Extracted material –
⁂
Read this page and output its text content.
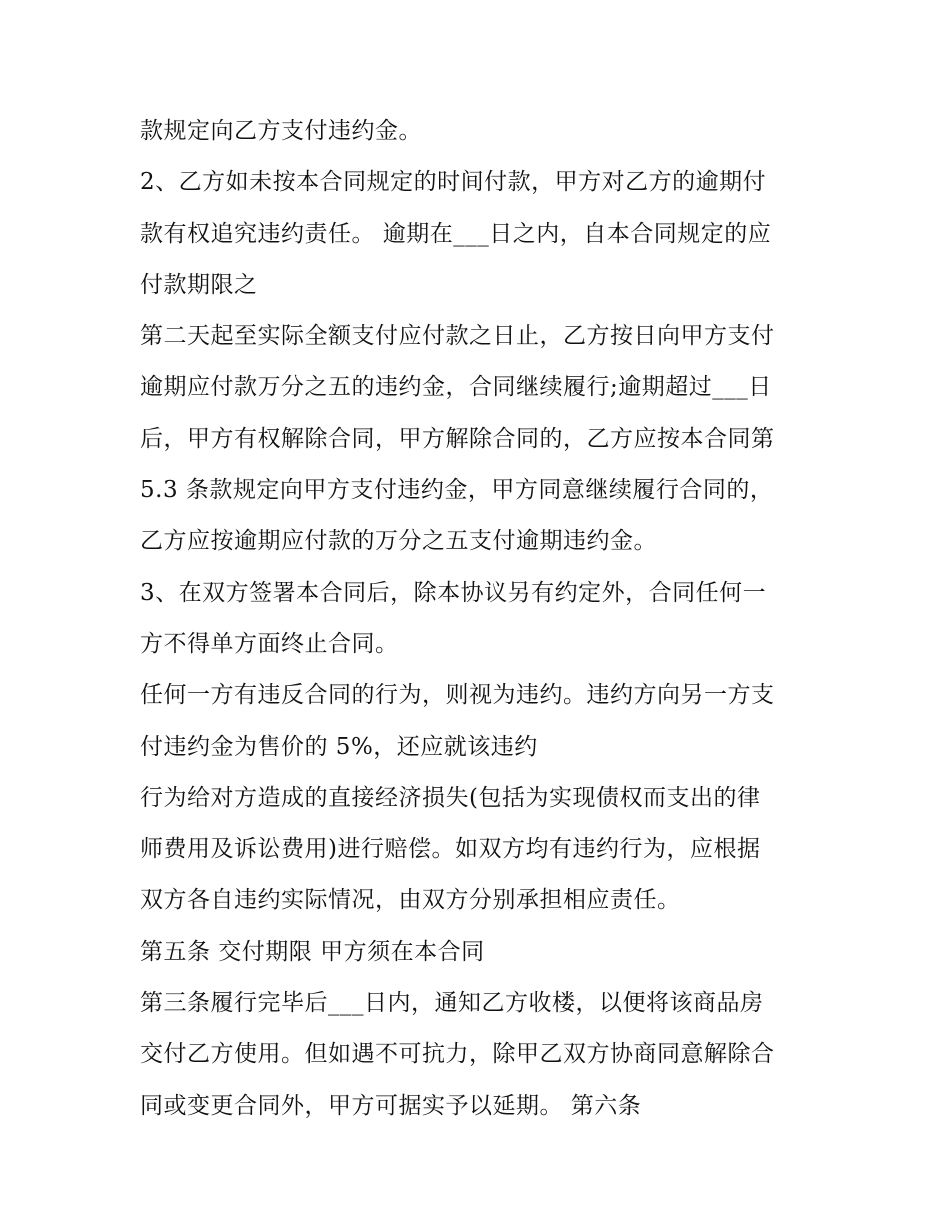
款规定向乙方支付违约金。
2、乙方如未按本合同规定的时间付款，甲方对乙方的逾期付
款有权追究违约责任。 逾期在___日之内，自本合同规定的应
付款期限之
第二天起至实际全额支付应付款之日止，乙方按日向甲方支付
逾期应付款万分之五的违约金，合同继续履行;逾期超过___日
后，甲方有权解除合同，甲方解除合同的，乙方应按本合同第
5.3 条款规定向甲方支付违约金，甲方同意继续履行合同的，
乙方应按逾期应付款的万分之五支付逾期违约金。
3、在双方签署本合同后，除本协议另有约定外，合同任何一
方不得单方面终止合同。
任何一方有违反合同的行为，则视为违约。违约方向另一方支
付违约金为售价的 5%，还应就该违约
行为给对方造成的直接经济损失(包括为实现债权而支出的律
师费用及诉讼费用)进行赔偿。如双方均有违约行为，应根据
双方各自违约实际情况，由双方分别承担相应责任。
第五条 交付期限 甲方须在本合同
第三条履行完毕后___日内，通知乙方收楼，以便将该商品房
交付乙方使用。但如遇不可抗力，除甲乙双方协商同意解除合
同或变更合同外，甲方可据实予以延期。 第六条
⁂
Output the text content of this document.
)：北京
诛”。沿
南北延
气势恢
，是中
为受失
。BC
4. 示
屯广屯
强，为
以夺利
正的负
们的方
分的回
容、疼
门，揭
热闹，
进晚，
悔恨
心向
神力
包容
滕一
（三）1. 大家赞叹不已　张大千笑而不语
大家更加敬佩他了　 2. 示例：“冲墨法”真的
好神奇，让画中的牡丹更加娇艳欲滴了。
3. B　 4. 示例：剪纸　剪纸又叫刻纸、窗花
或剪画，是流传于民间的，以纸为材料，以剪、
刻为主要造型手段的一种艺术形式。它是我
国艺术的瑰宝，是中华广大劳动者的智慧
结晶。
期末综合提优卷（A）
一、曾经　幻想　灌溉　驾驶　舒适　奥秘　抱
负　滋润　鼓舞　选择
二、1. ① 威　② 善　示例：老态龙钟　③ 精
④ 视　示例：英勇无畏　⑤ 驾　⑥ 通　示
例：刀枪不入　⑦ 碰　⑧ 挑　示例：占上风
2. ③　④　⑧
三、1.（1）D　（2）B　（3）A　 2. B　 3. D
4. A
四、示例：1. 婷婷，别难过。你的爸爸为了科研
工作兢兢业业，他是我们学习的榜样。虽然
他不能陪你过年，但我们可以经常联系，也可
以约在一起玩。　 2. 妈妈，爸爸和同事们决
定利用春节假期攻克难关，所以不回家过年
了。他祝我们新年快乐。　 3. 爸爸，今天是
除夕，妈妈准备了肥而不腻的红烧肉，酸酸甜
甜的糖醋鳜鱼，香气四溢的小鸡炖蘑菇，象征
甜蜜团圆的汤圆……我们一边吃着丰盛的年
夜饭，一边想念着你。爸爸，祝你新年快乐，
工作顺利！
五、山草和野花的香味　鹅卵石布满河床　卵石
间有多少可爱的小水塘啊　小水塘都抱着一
⁂
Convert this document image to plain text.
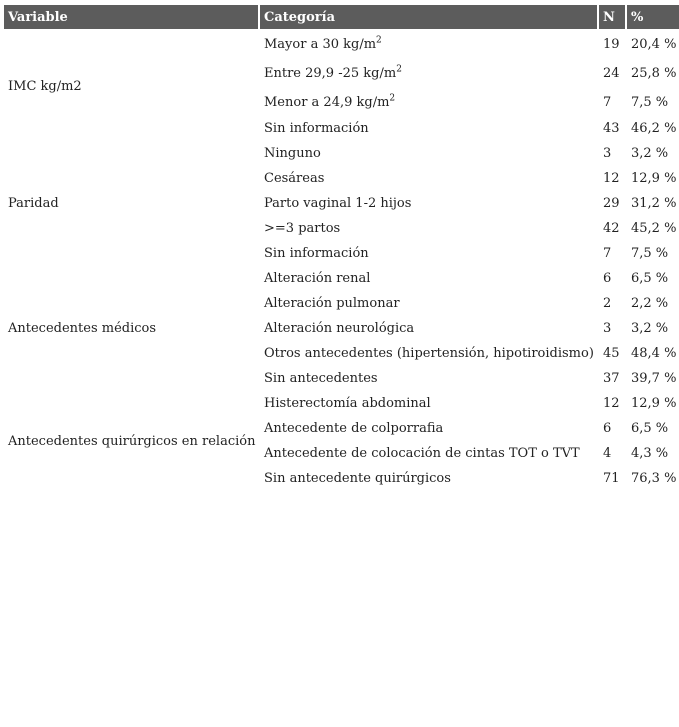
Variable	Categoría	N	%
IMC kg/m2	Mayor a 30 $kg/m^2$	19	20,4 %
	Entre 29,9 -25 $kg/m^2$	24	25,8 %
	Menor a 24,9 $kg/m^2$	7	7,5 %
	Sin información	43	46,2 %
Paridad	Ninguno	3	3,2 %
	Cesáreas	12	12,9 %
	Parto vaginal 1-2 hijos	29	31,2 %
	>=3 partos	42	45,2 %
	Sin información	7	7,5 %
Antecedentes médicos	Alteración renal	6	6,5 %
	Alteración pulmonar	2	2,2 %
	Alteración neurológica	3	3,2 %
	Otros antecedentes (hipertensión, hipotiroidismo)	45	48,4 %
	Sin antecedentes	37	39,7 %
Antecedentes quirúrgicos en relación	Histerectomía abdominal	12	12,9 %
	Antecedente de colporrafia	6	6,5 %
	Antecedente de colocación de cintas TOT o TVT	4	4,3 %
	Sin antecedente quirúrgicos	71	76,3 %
⁂
Stated problem –
Every line in the data that holds "this" should be copied out.

Exercise response –
Read this page and output its text content.
Output the text content of this document.
Convert this document image to plain text.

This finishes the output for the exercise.